» GOAL OF THE EXERCISE: Give a verbatim quotation of every record.

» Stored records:

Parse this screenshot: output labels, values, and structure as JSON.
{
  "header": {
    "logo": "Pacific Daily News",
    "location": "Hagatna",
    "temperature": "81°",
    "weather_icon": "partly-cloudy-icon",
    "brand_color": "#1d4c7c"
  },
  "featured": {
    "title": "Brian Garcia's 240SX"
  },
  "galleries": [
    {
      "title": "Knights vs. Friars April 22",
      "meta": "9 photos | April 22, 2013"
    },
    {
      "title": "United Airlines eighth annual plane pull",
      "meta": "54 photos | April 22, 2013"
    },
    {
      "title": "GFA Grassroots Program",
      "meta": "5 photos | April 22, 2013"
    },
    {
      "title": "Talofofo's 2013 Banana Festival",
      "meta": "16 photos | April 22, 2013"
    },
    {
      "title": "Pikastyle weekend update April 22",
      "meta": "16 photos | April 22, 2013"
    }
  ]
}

» SOLUTION:
Parse this screenshot: output labels, values, and structure as JSON.
{
  "header": {
    "logo": "Pacific Daily News",
    "location": "Hagatna",
    "temperature": "81°",
    "weather_icon": "partly-cloudy-icon",
    "brand_color": "#1d4c7c"
  },
  "featured": {
    "title": "Brian Garcia's 240SX"
  },
  "galleries": [
    {
      "title": "Knights vs. Friars April 22",
      "meta": "9 photos | April 22, 2013"
    },
    {
      "title": "United Airlines eighth annual plane pull",
      "meta": "54 photos | April 22, 2013"
    },
    {
      "title": "GFA Grassroots Program",
      "meta": "5 photos | April 22, 2013"
    },
    {
      "title": "Talofofo's 2013 Banana Festival",
      "meta": "16 photos | April 22, 2013"
    },
    {
      "title": "Pikastyle weekend update April 22",
      "meta": "16 photos | April 22, 2013"
    }
  ]
}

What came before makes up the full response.